INFORMATION PROVIDED ▸
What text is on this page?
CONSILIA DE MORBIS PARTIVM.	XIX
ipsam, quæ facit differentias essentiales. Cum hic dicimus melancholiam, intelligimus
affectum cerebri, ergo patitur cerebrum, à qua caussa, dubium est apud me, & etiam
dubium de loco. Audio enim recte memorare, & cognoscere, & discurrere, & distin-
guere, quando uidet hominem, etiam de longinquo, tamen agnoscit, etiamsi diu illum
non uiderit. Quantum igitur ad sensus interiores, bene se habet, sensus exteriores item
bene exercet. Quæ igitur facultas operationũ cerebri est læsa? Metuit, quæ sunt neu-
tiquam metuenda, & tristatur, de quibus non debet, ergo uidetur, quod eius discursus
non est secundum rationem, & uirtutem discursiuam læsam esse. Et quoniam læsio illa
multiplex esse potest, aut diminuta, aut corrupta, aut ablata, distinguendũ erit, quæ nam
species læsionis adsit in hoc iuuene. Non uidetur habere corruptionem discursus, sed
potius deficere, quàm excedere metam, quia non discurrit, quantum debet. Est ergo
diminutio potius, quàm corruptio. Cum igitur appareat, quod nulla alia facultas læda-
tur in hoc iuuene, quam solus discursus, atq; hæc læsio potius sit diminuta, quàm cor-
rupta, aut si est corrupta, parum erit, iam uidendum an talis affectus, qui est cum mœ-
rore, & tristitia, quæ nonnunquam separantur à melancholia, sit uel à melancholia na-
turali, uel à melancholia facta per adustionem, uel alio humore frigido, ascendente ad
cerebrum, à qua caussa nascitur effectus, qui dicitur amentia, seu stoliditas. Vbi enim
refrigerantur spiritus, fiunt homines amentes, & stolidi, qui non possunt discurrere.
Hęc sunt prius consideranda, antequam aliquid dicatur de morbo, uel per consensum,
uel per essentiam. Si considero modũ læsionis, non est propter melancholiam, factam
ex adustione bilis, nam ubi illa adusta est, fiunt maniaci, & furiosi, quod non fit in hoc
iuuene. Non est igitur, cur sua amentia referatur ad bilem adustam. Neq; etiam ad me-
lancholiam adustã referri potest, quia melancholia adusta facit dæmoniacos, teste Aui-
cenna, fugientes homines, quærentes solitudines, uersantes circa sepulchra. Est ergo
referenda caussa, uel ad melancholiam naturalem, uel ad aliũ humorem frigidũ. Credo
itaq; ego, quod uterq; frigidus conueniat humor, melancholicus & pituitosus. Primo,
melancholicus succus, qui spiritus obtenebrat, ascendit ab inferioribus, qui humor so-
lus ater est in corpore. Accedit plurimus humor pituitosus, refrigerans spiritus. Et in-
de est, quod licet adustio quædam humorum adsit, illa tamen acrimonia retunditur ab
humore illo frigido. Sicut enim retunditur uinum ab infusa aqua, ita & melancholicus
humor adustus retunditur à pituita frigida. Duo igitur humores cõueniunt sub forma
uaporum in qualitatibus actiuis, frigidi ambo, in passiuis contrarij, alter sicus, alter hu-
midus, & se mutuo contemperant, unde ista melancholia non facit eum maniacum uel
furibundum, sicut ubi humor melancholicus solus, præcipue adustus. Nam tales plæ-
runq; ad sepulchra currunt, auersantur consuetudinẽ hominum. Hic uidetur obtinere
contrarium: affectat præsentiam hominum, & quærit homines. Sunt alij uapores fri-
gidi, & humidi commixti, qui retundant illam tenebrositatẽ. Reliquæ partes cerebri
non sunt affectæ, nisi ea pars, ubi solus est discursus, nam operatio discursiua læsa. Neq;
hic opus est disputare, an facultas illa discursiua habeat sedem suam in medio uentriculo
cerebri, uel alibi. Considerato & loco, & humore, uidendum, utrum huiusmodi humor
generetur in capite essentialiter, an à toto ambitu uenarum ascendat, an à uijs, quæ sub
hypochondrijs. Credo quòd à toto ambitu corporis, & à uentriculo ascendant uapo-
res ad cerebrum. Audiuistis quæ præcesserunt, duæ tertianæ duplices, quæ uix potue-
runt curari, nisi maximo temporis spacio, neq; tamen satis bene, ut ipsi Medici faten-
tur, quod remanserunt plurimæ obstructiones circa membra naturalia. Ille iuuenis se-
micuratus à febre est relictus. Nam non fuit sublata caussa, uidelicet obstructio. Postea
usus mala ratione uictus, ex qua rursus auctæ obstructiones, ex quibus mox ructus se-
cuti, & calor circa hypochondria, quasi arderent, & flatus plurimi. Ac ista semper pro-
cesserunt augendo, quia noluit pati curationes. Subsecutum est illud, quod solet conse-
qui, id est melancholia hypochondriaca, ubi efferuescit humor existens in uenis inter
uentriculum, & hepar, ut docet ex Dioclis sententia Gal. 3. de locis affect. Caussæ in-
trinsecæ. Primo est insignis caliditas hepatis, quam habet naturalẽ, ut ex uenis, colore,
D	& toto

TASK ▸
Please set down each line of the records exactly as given.

CORRECT ANSWER ▸
What text is on this page?
CONSILIA DE MORBIS PARTIVM.	XIX
ipsam, quæ facit differentias essentiales. Cum hic dicimus melancholiam, intelligimus
affectum cerebri, ergo patitur cerebrum, à qua caussa, dubium est apud me, & etiam
dubium de loco. Audio enim recte memorare, & cognoscere, & discurrere, & distin-
guere, quando uidet hominem, etiam de longinquo, tamen agnoscit, etiamsi diu illum
non uiderit. Quantum igitur ad sensus interiores, bene se habet, sensus exteriores item
bene exercet. Quæ igitur facultas operationũ cerebri est læsa? Metuit, quæ sunt neu-
tiquam metuenda, & tristatur, de quibus non debet, ergo uidetur, quod eius discursus
non est secundum rationem, & uirtutem discursiuam læsam esse. Et quoniam læsio illa
multiplex esse potest, aut diminuta, aut corrupta, aut ablata, distinguendũ erit, quæ nam
species læsionis adsit in hoc iuuene. Non uidetur habere corruptionem discursus, sed
potius deficere, quàm excedere metam, quia non discurrit, quantum debet. Est ergo
diminutio potius, quàm corruptio. Cum igitur appareat, quod nulla alia facultas læda-
tur in hoc iuuene, quam solus discursus, atq; hæc læsio potius sit diminuta, quàm cor-
rupta, aut si est corrupta, parum erit, iam uidendum an talis affectus, qui est cum mœ-
rore, & tristitia, quæ nonnunquam separantur à melancholia, sit uel à melancholia na-
turali, uel à melancholia facta per adustionem, uel alio humore frigido, ascendente ad
cerebrum, à qua caussa nascitur effectus, qui dicitur amentia, seu stoliditas. Vbi enim
refrigerantur spiritus, fiunt homines amentes, & stolidi, qui non possunt discurrere.
Hęc sunt prius consideranda, antequam aliquid dicatur de morbo, uel per consensum,
uel per essentiam. Si considero modũ læsionis, non est propter melancholiam, factam
ex adustione bilis, nam ubi illa adusta est, fiunt maniaci, & furiosi, quod non fit in hoc
iuuene. Non est igitur, cur sua amentia referatur ad bilem adustam. Neq; etiam ad me-
lancholiam adustã referri potest, quia melancholia adusta facit dæmoniacos, teste Aui-
cenna, fugientes homines, quærentes solitudines, uersantes circa sepulchra. Est ergo
referenda caussa, uel ad melancholiam naturalem, uel ad aliũ humorem frigidũ. Credo
itaq; ego, quod uterq; frigidus conueniat humor, melancholicus & pituitosus. Primo,
melancholicus succus, qui spiritus obtenebrat, ascendit ab inferioribus, qui humor so-
lus ater est in corpore. Accedit plurimus humor pituitosus, refrigerans spiritus. Et in-
de est, quod licet adustio quædam humorum adsit, illa tamen acrimonia retunditur ab
humore illo frigido. Sicut enim retunditur uinum ab infusa aqua, ita & melancholicus
humor adustus retunditur à pituita frigida. Duo igitur humores cõueniunt sub forma
uaporum in qualitatibus actiuis, frigidi ambo, in passiuis contrarij, alter sicus, alter hu-
midus, & se mutuo contemperant, unde ista melancholia non facit eum maniacum uel
furibundum, sicut ubi humor melancholicus solus, præcipue adustus. Nam tales plæ-
runq; ad sepulchra currunt, auersantur consuetudinẽ hominum. Hic uidetur obtinere
contrarium: affectat præsentiam hominum, & quærit homines. Sunt alij uapores fri-
gidi, & humidi commixti, qui retundant illam tenebrositatẽ. Reliquæ partes cerebri
non sunt affectæ, nisi ea pars, ubi solus est discursus, nam operatio discursiua læsa. Neq;
hic opus est disputare, an facultas illa discursiua habeat sedem suam in medio uentriculo
cerebri, uel alibi. Considerato & loco, & humore, uidendum, utrum huiusmodi humor
generetur in capite essentialiter, an à toto ambitu uenarum ascendat, an à uijs, quæ sub
hypochondrijs. Credo quòd à toto ambitu corporis, & à uentriculo ascendant uapo-
res ad cerebrum. Audiuistis quæ præcesserunt, duæ tertianæ duplices, quæ uix potue-
runt curari, nisi maximo temporis spacio, neq; tamen satis bene, ut ipsi Medici faten-
tur, quod remanserunt plurimæ obstructiones circa membra naturalia. Ille iuuenis se-
micuratus à febre est relictus. Nam non fuit sublata caussa, uidelicet obstructio. Postea
usus mala ratione uictus, ex qua rursus auctæ obstructiones, ex quibus mox ructus se-
cuti, & calor circa hypochondria, quasi arderent, & flatus plurimi. Ac ista semper pro-
cesserunt augendo, quia noluit pati curationes. Subsecutum est illud, quod solet conse-
qui, id est melancholia hypochondriaca, ubi efferuescit humor existens in uenis inter
uentriculum, & hepar, ut docet ex Dioclis sententia Gal. 3. de locis affect. Caussæ in-
trinsecæ. Primo est insignis caliditas hepatis, quam habet naturalẽ, ut ex uenis, colore,
D	& toto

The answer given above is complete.